- _The problem_:
Give the data below again exactly as it stands. Omit the pictures.

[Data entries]
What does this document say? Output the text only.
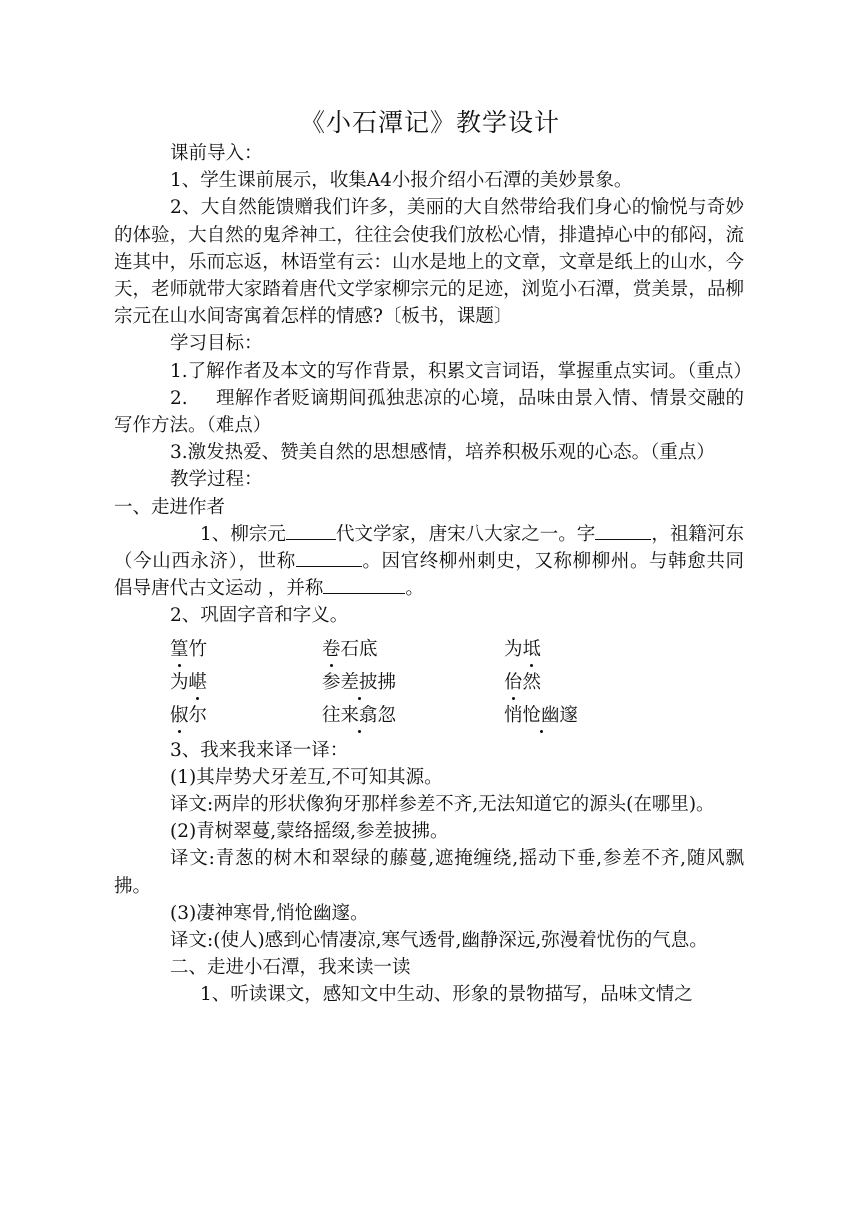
《小石潭记》教学设计

课前导入：

1、学生课前展示，收集A4小报介绍小石潭的美妙景象。

2、大自然能馈赠我们许多，美丽的大自然带给我们身心的愉悦与奇妙的体验，大自然的鬼斧神工，往往会使我们放松心情，排遣掉心中的郁闷，流连其中，乐而忘返，林语堂有云：山水是地上的文章，文章是纸上的山水，今天，老师就带大家踏着唐代文学家柳宗元的足迹，浏览小石潭，赏美景，品柳宗元在山水间寄寓着怎样的情感?〔板书，课题〕

学习目标：

1.了解作者及本文的写作背景，积累文言词语，掌握重点实词。（重点）

2. 理解作者贬谪期间孤独悲凉的心境，品味由景入情、情景交融的写作方法。（难点）

3.激发热爱、赞美自然的思想感情，培养积极乐观的心态。（重点）

教学过程：

一、走进作者

1、柳宗元	代文学家，唐宋八大家之一。字	，祖籍河东（今山西永济），世称	。因官终柳州刺史，又称柳柳州。与韩愈共同倡导唐代古文运动 ，并称	。

2、巩固字音和字义。

篁竹	卷石底	为坻
为嵁	参差披拂	佁然
俶尔	往来翕忽	悄怆幽邃

3、我来我来译一译：

(1)其岸势犬牙差互,不可知其源。

译文:两岸的形状像狗牙那样参差不齐,无法知道它的源头(在哪里)。

(2)青树翠蔓,蒙络摇缀,参差披拂。

译文:青葱的树木和翠绿的藤蔓,遮掩缠绕,摇动下垂,参差不齐,随风飘拂。

(3)凄神寒骨,悄怆幽邃。

译文:(使人)感到心情凄凉,寒气透骨,幽静深远,弥漫着忧伤的气息。

二、走进小石潭，我来读一读

1、听读课文，感知文中生动、形象的景物描写，品味文情之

- _Complete output_:
What does this document say? Output the text only.
《小石潭记》教学设计

课前导入：

1、学生课前展示，收集A4小报介绍小石潭的美妙景象。

2、大自然能馈赠我们许多，美丽的大自然带给我们身心的愉悦与奇妙的体验，大自然的鬼斧神工，往往会使我们放松心情，排遣掉心中的郁闷，流连其中，乐而忘返，林语堂有云：山水是地上的文章，文章是纸上的山水，今天，老师就带大家踏着唐代文学家柳宗元的足迹，浏览小石潭，赏美景，品柳宗元在山水间寄寓着怎样的情感?〔板书，课题〕

学习目标：

1.了解作者及本文的写作背景，积累文言词语，掌握重点实词。（重点）

2. 理解作者贬谪期间孤独悲凉的心境，品味由景入情、情景交融的写作方法。（难点）

3.激发热爱、赞美自然的思想感情，培养积极乐观的心态。（重点）

教学过程：

一、走进作者

1、柳宗元	代文学家，唐宋八大家之一。字	，祖籍河东（今山西永济），世称	。因官终柳州刺史，又称柳柳州。与韩愈共同倡导唐代古文运动 ，并称	。

2、巩固字音和字义。

篁竹	卷石底	为坻
为嵁	参差披拂	佁然
俶尔	往来翕忽	悄怆幽邃

3、我来我来译一译：

(1)其岸势犬牙差互,不可知其源。

译文:两岸的形状像狗牙那样参差不齐,无法知道它的源头(在哪里)。

(2)青树翠蔓,蒙络摇缀,参差披拂。

译文:青葱的树木和翠绿的藤蔓,遮掩缠绕,摇动下垂,参差不齐,随风飘拂。

(3)凄神寒骨,悄怆幽邃。

译文:(使人)感到心情凄凉,寒气透骨,幽静深远,弥漫着忧伤的气息。

二、走进小石潭，我来读一读

1、听读课文，感知文中生动、形象的景物描写，品味文情之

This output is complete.